» TASK PROMPT
Your task is to retype each line of the data below exactly.

(Records from a dataset)
-*-

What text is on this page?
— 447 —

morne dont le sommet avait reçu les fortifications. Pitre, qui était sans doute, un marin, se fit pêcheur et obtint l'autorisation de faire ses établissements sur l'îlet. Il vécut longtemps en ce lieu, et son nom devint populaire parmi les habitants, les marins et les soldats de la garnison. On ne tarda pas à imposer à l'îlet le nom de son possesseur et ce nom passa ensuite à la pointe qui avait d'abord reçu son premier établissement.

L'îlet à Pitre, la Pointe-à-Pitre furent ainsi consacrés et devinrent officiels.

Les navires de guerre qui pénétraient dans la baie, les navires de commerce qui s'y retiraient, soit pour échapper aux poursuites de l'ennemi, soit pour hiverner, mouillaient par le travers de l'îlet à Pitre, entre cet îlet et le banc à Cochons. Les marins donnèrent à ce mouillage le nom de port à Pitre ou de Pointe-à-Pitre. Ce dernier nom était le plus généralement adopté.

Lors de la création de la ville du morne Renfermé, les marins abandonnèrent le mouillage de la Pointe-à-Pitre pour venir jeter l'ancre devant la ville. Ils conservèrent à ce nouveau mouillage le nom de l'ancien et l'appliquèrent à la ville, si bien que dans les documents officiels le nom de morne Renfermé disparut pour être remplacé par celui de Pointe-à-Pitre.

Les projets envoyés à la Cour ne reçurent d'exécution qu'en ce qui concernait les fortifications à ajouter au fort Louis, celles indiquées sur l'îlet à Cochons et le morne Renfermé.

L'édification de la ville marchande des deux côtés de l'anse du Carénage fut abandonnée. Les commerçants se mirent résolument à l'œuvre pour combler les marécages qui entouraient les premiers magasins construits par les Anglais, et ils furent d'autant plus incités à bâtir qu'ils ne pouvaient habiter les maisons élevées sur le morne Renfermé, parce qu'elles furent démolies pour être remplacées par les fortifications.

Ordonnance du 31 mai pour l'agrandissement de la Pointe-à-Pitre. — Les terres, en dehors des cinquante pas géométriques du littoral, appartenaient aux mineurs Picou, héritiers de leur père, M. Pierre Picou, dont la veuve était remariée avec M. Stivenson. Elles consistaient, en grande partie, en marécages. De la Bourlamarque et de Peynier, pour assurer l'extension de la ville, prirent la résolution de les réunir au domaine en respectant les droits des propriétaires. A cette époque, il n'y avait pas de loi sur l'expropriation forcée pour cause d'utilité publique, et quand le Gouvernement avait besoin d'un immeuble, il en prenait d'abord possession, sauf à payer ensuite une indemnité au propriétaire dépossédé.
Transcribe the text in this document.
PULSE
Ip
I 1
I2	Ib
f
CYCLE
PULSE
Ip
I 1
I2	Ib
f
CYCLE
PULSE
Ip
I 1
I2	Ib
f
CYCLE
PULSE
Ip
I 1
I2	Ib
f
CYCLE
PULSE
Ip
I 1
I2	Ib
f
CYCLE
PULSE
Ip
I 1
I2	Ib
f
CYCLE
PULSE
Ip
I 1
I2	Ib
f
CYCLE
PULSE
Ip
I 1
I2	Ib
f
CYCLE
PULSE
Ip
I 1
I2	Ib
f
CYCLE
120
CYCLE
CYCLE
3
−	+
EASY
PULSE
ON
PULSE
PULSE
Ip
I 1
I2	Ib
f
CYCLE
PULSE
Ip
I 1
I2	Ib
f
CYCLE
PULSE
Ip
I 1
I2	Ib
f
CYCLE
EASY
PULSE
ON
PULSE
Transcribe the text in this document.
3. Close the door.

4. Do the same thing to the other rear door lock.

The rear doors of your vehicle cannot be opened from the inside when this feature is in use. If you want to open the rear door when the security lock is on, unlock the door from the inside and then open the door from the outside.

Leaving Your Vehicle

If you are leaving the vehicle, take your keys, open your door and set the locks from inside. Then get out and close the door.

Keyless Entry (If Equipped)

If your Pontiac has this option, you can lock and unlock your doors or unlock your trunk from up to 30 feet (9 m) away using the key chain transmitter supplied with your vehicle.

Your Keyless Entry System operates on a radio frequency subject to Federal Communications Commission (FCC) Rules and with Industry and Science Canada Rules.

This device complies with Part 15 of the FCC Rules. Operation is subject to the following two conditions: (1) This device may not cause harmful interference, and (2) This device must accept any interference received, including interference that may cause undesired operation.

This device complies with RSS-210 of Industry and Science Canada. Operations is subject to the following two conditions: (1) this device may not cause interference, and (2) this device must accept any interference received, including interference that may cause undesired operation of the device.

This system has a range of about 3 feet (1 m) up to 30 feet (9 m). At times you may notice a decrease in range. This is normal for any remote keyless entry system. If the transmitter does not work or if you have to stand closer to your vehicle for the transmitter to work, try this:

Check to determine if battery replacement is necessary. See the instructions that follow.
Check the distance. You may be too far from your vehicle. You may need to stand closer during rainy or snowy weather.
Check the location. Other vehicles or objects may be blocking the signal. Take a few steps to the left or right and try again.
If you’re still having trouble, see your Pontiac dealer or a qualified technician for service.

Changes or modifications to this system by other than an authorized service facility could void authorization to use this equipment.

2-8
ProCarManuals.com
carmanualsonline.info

-*-

» OUTPUT BELOW
What text is on this page?
— 447 —

morne dont le sommet avait reçu les fortifications. Pitre, qui était sans doute, un marin, se fit pêcheur et obtint l'autorisation de faire ses établissements sur l'îlet. Il vécut longtemps en ce lieu, et son nom devint populaire parmi les habitants, les marins et les soldats de la garnison. On ne tarda pas à imposer à l'îlet le nom de son possesseur et ce nom passa ensuite à la pointe qui avait d'abord reçu son premier établissement.

L'îlet à Pitre, la Pointe-à-Pitre furent ainsi consacrés et devinrent officiels.

Les navires de guerre qui pénétraient dans la baie, les navires de commerce qui s'y retiraient, soit pour échapper aux poursuites de l'ennemi, soit pour hiverner, mouillaient par le travers de l'îlet à Pitre, entre cet îlet et le banc à Cochons. Les marins donnèrent à ce mouillage le nom de port à Pitre ou de Pointe-à-Pitre. Ce dernier nom était le plus généralement adopté.

Lors de la création de la ville du morne Renfermé, les marins abandonnèrent le mouillage de la Pointe-à-Pitre pour venir jeter l'ancre devant la ville. Ils conservèrent à ce nouveau mouillage le nom de l'ancien et l'appliquèrent à la ville, si bien que dans les documents officiels le nom de morne Renfermé disparut pour être remplacé par celui de Pointe-à-Pitre.

Les projets envoyés à la Cour ne reçurent d'exécution qu'en ce qui concernait les fortifications à ajouter au fort Louis, celles indiquées sur l'îlet à Cochons et le morne Renfermé.

L'édification de la ville marchande des deux côtés de l'anse du Carénage fut abandonnée. Les commerçants se mirent résolument à l'œuvre pour combler les marécages qui entouraient les premiers magasins construits par les Anglais, et ils furent d'autant plus incités à bâtir qu'ils ne pouvaient habiter les maisons élevées sur le morne Renfermé, parce qu'elles furent démolies pour être remplacées par les fortifications.

Ordonnance du 31 mai pour l'agrandissement de la Pointe-à-Pitre. — Les terres, en dehors des cinquante pas géométriques du littoral, appartenaient aux mineurs Picou, héritiers de leur père, M. Pierre Picou, dont la veuve était remariée avec M. Stivenson. Elles consistaient, en grande partie, en marécages. De la Bourlamarque et de Peynier, pour assurer l'extension de la ville, prirent la résolution de les réunir au domaine en respectant les droits des propriétaires. A cette époque, il n'y avait pas de loi sur l'expropriation forcée pour cause d'utilité publique, et quand le Gouvernement avait besoin d'un immeuble, il en prenait d'abord possession, sauf à payer ensuite une indemnité au propriétaire dépossédé.
Transcribe the text in this document.
PULSE
Ip
I 1
I2	Ib
f
CYCLE
PULSE
Ip
I 1
I2	Ib
f
CYCLE
PULSE
Ip
I 1
I2	Ib
f
CYCLE
PULSE
Ip
I 1
I2	Ib
f
CYCLE
PULSE
Ip
I 1
I2	Ib
f
CYCLE
PULSE
Ip
I 1
I2	Ib
f
CYCLE
PULSE
Ip
I 1
I2	Ib
f
CYCLE
PULSE
Ip
I 1
I2	Ib
f
CYCLE
PULSE
Ip
I 1
I2	Ib
f
CYCLE
120
CYCLE
CYCLE
3
−	+
EASY
PULSE
ON
PULSE
PULSE
Ip
I 1
I2	Ib
f
CYCLE
PULSE
Ip
I 1
I2	Ib
f
CYCLE
PULSE
Ip
I 1
I2	Ib
f
CYCLE
EASY
PULSE
ON
PULSE
Transcribe the text in this document.
3. Close the door.

4. Do the same thing to the other rear door lock.

The rear doors of your vehicle cannot be opened from the inside when this feature is in use. If you want to open the rear door when the security lock is on, unlock the door from the inside and then open the door from the outside.

Leaving Your Vehicle

If you are leaving the vehicle, take your keys, open your door and set the locks from inside. Then get out and close the door.

Keyless Entry (If Equipped)

If your Pontiac has this option, you can lock and unlock your doors or unlock your trunk from up to 30 feet (9 m) away using the key chain transmitter supplied with your vehicle.

Your Keyless Entry System operates on a radio frequency subject to Federal Communications Commission (FCC) Rules and with Industry and Science Canada Rules.

This device complies with Part 15 of the FCC Rules. Operation is subject to the following two conditions: (1) This device may not cause harmful interference, and (2) This device must accept any interference received, including interference that may cause undesired operation.

This device complies with RSS-210 of Industry and Science Canada. Operations is subject to the following two conditions: (1) this device may not cause interference, and (2) this device must accept any interference received, including interference that may cause undesired operation of the device.

This system has a range of about 3 feet (1 m) up to 30 feet (9 m). At times you may notice a decrease in range. This is normal for any remote keyless entry system. If the transmitter does not work or if you have to stand closer to your vehicle for the transmitter to work, try this:

Check to determine if battery replacement is necessary. See the instructions that follow.
Check the distance. You may be too far from your vehicle. You may need to stand closer during rainy or snowy weather.
Check the location. Other vehicles or objects may be blocking the signal. Take a few steps to the left or right and try again.
If you’re still having trouble, see your Pontiac dealer or a qualified technician for service.

Changes or modifications to this system by other than an authorized service facility could void authorization to use this equipment.

2-8
ProCarManuals.com
carmanualsonline.info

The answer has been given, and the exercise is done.